---- DATASET

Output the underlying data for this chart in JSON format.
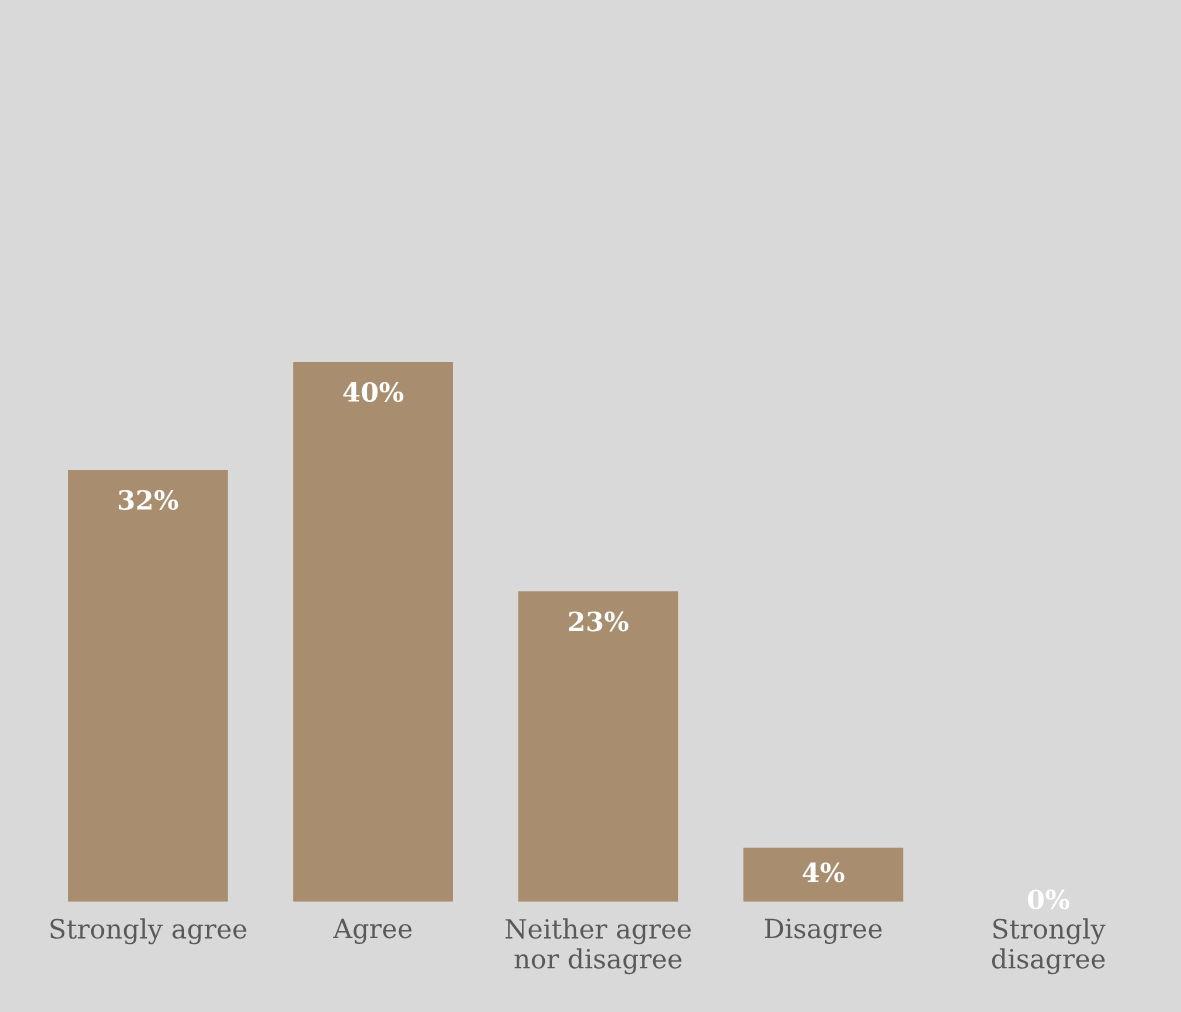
{
  "chart_data": {
    "type": "bar",
    "categories": [
      "Strongly agree",
      "Agree",
      "Neither agree\nnor disagree",
      "Disagree",
      "Strongly\ndisagree"
    ],
    "values": [
      32,
      40,
      23,
      4,
      0
    ],
    "value_labels": [
      "32%",
      "40%",
      "23%",
      "4%",
      "0%"
    ],
    "color": "#a88d6e",
    "grid": false,
    "legend": false
  }
}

--------

WHAT YOU SHOULD DO:
Each line above is to be copied verbatim. Drop any image from the copy.

SOLUTION FOR THIS TASK:
Output the underlying data for this chart in JSON format.
{
  "chart_data": {
    "type": "bar",
    "categories": [
      "Strongly agree",
      "Agree",
      "Neither agree\nnor disagree",
      "Disagree",
      "Strongly\ndisagree"
    ],
    "values": [
      32,
      40,
      23,
      4,
      0
    ],
    "value_labels": [
      "32%",
      "40%",
      "23%",
      "4%",
      "0%"
    ],
    "color": "#a88d6e",
    "grid": false,
    "legend": false
  }
}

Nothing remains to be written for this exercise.